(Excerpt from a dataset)
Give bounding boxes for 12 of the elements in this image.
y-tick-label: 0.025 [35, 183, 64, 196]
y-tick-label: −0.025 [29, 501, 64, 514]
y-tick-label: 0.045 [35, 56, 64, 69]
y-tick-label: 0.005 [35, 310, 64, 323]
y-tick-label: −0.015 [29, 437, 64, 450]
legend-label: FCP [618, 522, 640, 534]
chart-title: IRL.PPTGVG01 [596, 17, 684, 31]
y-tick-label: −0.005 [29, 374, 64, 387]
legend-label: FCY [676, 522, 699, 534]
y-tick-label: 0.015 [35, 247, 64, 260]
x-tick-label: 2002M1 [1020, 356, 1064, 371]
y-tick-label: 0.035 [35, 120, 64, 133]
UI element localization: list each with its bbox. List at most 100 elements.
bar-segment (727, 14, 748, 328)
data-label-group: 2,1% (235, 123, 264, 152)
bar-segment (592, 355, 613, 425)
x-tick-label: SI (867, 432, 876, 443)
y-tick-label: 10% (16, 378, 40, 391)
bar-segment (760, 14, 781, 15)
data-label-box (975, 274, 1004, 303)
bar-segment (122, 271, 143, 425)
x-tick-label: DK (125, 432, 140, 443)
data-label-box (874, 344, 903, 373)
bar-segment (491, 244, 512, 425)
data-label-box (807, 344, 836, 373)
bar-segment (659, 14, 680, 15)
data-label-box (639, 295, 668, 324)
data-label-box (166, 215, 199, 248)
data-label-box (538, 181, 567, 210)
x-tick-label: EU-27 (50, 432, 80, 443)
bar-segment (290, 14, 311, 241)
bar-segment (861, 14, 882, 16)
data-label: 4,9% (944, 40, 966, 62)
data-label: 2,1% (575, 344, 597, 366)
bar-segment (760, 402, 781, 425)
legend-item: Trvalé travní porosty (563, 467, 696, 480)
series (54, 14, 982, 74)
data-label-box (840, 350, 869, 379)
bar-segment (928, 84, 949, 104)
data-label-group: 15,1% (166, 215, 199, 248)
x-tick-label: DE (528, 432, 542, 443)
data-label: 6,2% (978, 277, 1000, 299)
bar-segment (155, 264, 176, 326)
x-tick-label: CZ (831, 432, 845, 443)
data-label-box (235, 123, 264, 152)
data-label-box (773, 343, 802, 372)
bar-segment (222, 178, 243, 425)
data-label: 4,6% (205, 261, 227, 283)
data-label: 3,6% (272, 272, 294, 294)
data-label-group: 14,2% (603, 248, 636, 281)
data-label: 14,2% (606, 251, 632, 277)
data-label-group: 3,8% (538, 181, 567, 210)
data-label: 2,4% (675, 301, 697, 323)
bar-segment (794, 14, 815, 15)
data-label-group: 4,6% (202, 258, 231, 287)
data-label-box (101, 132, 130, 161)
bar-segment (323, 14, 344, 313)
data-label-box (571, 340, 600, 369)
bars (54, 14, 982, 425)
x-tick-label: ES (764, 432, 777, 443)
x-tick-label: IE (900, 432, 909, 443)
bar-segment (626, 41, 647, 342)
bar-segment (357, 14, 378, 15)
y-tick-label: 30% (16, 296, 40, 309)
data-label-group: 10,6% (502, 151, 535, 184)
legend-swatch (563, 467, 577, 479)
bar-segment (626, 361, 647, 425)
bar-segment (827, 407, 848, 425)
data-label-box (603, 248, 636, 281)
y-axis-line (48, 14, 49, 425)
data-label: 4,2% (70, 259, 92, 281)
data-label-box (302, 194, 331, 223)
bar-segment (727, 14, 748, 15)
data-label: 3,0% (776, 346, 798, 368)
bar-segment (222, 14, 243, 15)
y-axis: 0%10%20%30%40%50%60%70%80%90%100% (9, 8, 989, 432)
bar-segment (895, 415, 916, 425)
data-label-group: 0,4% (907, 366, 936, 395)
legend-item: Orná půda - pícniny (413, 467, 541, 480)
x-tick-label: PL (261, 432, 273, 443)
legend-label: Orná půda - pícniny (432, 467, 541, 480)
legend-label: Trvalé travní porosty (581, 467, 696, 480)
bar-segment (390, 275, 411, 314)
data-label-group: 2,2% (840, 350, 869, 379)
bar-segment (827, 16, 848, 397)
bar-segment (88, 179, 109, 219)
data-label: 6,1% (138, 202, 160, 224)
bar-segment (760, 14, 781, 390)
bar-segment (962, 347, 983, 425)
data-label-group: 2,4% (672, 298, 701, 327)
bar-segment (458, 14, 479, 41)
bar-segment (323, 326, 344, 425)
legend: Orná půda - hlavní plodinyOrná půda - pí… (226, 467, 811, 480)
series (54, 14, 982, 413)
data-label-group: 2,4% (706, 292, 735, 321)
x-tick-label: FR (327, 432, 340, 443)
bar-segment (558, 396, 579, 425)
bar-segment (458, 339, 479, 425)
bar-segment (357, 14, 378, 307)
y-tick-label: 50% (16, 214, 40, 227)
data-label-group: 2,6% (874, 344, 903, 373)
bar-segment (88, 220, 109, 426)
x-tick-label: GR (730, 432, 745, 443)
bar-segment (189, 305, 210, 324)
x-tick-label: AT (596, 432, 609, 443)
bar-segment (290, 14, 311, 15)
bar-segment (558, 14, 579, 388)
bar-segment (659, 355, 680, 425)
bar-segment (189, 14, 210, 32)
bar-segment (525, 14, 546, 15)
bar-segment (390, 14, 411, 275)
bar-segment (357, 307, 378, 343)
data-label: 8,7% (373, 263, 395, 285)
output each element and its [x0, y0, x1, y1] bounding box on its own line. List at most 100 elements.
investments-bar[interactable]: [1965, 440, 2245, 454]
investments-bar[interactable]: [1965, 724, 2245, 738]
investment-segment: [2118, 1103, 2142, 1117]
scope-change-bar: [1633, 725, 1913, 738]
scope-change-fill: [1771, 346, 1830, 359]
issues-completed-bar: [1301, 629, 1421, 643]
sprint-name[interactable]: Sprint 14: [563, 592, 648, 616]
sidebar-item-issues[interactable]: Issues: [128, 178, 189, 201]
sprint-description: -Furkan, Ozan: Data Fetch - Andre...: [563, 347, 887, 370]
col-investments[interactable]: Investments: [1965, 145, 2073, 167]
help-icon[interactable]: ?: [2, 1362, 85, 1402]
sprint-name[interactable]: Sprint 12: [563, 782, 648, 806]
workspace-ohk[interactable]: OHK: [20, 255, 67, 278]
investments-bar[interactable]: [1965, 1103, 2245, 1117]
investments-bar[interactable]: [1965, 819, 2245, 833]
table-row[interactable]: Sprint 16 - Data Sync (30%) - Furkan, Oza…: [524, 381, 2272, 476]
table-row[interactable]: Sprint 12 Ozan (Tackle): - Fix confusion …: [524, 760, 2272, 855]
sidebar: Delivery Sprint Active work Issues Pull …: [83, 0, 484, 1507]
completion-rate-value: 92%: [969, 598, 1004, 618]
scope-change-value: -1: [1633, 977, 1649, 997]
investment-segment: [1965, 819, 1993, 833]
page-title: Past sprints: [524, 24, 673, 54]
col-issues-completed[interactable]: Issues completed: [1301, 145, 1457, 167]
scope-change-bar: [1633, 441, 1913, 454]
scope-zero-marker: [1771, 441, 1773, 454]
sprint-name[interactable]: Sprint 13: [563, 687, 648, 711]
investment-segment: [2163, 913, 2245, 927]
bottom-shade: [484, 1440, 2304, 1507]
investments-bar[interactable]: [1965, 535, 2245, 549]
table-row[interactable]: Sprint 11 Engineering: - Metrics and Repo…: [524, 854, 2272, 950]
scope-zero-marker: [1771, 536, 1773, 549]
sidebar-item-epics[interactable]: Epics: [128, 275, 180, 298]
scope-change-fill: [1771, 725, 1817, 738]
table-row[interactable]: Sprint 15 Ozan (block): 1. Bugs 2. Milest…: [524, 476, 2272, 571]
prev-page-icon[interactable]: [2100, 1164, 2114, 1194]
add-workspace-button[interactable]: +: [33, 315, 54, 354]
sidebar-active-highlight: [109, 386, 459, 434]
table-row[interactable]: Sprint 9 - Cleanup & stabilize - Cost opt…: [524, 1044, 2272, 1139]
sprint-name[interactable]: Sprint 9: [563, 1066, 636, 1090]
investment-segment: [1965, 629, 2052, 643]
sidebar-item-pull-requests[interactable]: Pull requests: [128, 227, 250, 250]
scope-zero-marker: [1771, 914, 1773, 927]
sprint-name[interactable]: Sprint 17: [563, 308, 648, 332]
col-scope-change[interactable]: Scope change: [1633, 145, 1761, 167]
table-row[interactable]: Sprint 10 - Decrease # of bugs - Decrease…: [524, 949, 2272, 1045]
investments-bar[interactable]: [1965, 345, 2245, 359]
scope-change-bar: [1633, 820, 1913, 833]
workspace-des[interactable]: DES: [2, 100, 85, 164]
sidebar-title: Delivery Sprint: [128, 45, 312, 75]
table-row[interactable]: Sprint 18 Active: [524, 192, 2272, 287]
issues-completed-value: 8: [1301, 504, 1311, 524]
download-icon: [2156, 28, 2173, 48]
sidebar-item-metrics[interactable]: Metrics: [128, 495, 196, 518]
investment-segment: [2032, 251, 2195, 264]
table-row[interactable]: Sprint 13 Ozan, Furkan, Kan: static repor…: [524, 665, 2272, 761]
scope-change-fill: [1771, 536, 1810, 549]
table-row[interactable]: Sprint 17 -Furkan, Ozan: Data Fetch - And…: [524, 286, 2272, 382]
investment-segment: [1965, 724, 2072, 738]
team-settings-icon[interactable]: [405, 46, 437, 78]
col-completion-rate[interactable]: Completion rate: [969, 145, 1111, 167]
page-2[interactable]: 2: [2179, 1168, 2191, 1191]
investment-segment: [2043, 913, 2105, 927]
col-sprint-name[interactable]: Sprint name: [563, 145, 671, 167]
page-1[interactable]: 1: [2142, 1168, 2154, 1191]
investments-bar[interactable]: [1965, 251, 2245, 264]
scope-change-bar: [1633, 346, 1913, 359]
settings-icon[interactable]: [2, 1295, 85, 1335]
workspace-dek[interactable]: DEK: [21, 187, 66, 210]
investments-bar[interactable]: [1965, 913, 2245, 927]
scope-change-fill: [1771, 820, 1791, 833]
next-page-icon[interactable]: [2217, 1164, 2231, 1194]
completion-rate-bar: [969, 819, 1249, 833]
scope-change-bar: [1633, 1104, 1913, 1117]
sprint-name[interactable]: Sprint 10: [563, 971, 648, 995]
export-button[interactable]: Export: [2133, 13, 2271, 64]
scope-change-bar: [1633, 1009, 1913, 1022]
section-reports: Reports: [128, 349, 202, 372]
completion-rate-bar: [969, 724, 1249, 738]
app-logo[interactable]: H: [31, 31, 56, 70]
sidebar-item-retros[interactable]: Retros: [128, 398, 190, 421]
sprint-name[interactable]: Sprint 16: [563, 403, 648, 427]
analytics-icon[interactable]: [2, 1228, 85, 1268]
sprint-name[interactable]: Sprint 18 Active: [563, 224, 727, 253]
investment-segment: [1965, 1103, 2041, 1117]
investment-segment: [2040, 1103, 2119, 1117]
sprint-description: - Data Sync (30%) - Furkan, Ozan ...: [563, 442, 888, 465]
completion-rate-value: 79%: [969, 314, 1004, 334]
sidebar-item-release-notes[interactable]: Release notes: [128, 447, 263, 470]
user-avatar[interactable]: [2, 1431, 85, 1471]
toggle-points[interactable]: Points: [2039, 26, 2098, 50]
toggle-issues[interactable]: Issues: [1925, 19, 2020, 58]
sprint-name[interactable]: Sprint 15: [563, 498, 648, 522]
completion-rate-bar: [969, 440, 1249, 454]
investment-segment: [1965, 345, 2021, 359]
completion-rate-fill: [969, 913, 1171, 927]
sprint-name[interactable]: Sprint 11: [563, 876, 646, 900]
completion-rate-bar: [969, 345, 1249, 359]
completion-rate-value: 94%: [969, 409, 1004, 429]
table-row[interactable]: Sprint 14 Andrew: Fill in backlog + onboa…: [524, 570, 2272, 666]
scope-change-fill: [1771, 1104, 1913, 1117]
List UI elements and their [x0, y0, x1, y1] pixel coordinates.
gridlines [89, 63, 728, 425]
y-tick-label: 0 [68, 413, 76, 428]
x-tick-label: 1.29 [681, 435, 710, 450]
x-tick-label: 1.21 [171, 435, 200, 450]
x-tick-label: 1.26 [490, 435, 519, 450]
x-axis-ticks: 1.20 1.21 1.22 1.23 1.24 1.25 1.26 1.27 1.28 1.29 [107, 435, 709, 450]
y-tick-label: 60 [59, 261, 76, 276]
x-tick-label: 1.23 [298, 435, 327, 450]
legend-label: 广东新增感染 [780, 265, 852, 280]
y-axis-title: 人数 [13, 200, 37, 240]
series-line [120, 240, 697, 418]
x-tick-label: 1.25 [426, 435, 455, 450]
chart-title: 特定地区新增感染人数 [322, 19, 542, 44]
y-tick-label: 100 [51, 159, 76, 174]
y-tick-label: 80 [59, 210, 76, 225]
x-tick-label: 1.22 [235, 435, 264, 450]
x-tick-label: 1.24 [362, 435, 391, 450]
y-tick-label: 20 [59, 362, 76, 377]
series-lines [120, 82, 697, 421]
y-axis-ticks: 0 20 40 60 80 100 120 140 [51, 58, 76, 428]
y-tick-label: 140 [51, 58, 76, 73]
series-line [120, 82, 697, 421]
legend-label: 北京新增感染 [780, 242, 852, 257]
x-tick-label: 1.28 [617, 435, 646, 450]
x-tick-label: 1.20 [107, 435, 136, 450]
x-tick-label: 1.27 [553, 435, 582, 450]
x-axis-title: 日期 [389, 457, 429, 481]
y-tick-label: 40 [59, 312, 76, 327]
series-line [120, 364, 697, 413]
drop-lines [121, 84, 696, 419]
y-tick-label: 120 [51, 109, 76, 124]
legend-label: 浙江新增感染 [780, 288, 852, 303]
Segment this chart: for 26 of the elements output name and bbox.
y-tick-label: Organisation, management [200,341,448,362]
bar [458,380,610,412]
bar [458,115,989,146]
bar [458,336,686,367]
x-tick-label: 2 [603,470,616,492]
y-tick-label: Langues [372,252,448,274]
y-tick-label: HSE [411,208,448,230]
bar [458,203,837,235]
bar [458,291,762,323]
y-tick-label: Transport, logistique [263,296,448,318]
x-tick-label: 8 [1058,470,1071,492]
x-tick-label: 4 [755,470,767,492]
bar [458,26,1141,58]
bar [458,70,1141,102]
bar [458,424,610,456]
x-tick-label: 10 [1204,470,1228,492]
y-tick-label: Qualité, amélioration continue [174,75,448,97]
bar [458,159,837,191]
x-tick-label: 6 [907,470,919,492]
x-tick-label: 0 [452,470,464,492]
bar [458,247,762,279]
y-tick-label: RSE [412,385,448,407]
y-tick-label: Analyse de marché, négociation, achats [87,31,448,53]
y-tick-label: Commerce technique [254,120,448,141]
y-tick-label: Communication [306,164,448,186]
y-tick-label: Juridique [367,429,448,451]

Goal → Count how many lines of the data above contain the string "Pull". Reply with the number alone.

Response → 2